▸ **ENTRIES**:
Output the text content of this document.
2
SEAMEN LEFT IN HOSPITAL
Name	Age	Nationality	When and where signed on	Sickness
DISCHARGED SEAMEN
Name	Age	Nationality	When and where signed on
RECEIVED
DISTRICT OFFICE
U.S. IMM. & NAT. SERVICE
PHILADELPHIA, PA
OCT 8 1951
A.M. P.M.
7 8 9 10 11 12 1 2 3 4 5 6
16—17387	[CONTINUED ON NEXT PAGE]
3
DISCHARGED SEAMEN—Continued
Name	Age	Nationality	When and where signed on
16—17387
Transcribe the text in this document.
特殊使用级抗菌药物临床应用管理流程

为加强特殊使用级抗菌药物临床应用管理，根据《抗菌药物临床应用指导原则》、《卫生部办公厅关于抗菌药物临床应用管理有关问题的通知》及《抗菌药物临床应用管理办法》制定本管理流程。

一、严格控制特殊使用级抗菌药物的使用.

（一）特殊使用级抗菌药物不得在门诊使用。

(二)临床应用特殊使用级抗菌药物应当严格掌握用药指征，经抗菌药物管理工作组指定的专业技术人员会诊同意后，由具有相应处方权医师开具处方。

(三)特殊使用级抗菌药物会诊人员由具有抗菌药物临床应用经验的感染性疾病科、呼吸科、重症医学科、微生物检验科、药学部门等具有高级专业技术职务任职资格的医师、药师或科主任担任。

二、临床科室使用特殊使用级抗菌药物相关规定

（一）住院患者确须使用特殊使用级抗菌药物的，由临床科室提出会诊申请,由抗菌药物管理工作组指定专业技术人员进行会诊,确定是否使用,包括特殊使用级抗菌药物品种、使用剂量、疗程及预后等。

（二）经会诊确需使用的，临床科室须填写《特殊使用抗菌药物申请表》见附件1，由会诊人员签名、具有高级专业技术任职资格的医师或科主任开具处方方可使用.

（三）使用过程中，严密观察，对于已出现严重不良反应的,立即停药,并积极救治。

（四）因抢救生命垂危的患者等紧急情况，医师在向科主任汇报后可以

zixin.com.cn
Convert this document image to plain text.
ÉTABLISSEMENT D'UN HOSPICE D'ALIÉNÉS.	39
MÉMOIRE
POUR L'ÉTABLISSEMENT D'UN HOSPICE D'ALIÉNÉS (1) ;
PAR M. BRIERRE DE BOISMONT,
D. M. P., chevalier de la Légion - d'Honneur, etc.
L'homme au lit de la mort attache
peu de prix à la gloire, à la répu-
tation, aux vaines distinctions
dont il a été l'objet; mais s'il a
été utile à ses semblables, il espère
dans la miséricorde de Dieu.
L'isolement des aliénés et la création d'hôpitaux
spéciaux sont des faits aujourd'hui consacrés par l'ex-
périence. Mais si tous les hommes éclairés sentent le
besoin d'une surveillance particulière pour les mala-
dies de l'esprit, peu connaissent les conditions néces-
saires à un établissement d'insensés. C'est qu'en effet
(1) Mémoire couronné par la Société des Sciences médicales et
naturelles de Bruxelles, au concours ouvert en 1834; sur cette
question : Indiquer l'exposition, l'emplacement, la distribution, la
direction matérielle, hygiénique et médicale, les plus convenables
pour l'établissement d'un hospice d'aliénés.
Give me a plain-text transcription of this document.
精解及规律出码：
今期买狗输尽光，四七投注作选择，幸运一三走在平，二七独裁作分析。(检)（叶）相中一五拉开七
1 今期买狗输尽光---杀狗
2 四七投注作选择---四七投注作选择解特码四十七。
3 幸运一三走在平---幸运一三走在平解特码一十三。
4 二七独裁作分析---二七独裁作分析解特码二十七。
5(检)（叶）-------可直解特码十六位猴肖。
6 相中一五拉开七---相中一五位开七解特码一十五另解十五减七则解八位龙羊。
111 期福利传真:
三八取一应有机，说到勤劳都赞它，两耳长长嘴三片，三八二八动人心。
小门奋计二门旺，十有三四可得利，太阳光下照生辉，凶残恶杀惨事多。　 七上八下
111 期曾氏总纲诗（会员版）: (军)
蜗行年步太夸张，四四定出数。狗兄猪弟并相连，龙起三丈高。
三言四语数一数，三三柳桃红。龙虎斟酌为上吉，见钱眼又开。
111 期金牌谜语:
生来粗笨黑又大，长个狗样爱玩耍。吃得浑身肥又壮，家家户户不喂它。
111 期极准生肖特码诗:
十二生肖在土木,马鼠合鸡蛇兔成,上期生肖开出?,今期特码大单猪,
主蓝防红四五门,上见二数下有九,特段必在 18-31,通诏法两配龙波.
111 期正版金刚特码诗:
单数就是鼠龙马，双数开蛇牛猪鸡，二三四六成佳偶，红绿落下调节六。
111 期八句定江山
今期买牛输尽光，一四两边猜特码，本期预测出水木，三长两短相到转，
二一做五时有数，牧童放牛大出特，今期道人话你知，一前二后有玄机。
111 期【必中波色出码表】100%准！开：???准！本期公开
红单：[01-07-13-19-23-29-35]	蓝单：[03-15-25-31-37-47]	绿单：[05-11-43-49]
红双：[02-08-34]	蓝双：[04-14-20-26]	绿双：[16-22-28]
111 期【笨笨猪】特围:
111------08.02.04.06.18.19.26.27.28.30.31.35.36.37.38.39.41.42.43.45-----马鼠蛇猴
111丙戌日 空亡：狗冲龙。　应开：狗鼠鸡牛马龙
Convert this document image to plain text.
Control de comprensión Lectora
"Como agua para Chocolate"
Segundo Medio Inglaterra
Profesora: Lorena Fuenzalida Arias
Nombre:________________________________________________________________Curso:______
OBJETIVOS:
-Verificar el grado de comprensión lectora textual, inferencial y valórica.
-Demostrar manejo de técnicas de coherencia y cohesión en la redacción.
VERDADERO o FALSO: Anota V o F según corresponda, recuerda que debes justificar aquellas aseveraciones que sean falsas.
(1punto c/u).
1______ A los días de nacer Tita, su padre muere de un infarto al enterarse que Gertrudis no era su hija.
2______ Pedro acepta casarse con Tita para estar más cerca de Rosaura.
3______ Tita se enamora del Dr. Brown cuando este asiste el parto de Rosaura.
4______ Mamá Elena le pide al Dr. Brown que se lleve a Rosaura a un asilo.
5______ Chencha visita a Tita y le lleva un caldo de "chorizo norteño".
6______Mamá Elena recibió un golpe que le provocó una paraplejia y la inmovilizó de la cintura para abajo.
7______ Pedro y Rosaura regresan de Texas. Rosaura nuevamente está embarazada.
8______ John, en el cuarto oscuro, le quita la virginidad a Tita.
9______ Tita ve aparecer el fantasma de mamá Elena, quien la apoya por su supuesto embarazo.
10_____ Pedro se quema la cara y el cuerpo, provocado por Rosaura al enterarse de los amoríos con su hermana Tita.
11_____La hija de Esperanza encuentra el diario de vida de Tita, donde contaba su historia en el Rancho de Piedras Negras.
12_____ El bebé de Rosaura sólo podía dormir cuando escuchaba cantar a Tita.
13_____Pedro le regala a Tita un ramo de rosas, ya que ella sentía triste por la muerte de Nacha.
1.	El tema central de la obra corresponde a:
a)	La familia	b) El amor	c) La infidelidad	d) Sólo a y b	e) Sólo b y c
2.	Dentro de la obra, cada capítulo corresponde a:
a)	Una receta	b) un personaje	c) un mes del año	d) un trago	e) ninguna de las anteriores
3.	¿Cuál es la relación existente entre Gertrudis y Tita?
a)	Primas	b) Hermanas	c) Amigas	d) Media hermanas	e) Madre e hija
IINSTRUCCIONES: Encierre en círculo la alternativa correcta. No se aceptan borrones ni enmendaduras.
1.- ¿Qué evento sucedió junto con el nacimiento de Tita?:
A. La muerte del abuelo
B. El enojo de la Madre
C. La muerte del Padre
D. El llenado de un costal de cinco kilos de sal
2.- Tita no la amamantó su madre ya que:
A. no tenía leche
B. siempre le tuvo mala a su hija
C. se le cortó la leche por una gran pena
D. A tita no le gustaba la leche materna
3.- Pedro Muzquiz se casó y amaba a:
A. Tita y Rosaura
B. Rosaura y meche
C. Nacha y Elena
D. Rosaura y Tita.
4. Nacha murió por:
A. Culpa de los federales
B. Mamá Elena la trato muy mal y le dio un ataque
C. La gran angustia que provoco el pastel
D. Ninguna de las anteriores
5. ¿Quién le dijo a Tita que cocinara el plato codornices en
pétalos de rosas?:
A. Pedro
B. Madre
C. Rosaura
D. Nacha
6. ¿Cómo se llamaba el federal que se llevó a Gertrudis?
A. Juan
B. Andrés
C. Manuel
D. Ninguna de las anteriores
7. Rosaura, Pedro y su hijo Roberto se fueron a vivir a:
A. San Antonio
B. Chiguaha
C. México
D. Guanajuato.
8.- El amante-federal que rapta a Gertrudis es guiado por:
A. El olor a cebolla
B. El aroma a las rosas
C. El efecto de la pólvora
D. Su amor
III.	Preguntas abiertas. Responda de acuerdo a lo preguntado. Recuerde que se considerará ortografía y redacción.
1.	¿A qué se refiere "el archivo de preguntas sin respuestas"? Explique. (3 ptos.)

▸ **WORK TO DO**:
Pick out the lines above containing the word "SEAMEN", then copy them.

▸ **REPLY TO THE EXERCISE**:
SEAMEN LEFT IN HOSPITAL
DISCHARGED SEAMEN
DISCHARGED SEAMEN—Continued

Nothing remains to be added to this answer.